Objective: Copy, from the entries below, each line in which the string "name" appears.
═════ Listed records ═════
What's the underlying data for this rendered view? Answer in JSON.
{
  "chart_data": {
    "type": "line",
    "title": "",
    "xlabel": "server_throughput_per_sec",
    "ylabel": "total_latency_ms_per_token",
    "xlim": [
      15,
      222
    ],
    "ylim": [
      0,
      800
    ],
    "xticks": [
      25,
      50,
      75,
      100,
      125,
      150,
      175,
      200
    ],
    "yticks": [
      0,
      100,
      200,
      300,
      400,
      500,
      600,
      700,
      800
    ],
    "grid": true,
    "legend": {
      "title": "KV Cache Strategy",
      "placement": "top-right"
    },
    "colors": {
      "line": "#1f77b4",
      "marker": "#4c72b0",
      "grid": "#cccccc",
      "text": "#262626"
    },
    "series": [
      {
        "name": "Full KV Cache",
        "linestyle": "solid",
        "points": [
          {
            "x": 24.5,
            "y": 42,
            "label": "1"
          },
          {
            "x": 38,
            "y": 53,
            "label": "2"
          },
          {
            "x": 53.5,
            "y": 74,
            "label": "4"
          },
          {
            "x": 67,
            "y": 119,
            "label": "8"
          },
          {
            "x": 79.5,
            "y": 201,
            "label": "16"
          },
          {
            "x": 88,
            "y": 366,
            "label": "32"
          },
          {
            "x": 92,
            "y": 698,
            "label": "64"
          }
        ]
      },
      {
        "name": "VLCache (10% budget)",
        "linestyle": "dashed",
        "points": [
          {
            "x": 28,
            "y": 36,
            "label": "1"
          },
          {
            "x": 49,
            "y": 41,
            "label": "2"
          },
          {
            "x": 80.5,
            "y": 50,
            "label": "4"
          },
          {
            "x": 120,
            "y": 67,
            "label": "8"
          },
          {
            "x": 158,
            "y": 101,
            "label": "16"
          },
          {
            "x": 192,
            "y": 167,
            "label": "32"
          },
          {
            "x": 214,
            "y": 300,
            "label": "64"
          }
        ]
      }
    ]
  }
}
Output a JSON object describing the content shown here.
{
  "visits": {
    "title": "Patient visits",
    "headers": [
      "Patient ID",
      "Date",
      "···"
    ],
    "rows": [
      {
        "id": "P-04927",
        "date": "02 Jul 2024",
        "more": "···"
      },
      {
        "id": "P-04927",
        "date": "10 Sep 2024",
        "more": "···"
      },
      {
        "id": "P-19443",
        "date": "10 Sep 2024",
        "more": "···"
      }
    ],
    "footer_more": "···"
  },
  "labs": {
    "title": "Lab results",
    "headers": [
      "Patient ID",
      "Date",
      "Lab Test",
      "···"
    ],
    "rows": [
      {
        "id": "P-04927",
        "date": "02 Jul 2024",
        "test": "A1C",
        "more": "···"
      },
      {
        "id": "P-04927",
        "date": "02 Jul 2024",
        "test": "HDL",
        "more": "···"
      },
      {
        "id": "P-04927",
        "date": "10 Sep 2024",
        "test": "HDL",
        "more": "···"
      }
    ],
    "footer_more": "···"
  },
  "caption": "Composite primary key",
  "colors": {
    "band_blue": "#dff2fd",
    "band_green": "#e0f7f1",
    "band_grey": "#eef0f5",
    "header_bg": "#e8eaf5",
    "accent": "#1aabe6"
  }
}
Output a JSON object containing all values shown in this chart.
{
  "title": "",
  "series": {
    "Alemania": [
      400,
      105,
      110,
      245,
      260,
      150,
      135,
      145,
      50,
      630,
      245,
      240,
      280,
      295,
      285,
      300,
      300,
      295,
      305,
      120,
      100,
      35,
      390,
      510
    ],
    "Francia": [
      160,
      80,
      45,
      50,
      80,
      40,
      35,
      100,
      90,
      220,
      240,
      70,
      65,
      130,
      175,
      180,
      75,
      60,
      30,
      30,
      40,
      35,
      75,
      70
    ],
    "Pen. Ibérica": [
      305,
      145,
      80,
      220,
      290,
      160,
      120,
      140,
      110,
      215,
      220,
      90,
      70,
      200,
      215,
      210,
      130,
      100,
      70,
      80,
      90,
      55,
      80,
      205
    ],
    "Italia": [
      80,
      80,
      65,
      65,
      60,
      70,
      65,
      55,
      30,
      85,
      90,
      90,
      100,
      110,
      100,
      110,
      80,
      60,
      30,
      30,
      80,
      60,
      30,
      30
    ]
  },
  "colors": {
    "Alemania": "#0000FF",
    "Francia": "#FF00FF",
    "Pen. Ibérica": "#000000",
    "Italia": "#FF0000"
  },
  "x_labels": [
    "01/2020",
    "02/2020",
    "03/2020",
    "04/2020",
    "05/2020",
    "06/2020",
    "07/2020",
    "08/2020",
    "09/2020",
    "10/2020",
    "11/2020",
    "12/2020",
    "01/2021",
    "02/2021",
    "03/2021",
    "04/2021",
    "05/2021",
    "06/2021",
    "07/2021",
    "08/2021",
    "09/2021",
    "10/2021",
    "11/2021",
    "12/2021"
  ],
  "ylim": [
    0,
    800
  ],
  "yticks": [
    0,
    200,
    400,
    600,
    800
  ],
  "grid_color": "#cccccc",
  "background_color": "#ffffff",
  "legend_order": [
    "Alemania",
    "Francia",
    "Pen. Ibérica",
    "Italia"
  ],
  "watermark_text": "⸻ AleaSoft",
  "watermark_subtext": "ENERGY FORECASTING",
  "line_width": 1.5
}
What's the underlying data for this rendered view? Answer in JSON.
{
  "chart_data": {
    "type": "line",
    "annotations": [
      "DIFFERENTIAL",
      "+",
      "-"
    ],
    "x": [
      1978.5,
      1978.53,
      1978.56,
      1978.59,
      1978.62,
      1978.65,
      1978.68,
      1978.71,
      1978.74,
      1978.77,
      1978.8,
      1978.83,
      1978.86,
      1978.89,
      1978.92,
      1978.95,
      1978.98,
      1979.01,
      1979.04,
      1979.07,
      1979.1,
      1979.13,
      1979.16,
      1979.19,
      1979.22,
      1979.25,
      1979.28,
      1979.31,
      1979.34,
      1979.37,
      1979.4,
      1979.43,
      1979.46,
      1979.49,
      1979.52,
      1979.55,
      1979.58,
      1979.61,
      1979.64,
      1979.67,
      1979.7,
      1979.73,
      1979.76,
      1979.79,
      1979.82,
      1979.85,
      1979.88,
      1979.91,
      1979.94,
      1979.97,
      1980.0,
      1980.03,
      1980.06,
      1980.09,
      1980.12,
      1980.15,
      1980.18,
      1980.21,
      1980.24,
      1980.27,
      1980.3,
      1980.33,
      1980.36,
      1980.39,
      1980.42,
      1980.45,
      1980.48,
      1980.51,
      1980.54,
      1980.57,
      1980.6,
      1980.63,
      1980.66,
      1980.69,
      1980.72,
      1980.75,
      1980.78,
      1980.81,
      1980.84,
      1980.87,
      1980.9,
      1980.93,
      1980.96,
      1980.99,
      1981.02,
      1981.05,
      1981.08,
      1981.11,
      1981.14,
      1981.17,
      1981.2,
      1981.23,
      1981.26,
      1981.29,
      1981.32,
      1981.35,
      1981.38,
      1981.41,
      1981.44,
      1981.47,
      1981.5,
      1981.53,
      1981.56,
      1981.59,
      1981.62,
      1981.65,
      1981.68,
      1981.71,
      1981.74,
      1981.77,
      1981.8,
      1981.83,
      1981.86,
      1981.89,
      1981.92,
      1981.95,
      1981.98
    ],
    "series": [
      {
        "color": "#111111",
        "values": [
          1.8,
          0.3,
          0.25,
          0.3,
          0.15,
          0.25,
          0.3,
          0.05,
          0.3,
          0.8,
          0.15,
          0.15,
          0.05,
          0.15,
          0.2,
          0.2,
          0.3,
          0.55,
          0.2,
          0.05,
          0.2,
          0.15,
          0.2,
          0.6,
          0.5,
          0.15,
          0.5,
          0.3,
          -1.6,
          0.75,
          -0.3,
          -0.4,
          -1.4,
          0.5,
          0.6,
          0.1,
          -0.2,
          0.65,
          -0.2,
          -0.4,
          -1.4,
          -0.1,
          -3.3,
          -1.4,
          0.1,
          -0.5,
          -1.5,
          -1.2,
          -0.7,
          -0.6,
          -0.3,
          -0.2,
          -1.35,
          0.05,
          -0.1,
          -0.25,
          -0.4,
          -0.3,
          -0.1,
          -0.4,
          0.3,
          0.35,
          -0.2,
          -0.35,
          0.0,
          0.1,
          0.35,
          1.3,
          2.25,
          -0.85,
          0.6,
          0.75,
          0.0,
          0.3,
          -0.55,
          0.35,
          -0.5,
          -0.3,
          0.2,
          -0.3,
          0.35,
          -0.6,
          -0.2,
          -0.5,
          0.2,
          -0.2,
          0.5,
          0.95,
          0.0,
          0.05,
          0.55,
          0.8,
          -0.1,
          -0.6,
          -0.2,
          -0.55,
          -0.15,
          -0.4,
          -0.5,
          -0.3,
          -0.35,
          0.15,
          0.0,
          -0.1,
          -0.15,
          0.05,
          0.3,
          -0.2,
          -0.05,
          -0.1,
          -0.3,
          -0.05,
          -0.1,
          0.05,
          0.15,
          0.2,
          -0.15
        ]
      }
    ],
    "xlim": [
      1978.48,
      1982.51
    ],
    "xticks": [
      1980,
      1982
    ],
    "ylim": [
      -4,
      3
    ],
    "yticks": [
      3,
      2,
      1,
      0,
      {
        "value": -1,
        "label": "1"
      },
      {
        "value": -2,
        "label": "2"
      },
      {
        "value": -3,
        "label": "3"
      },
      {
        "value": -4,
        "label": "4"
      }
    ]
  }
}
═════
Completed task:
        "name": "Full KV Cache",
        "name": "VLCache (10% budget)",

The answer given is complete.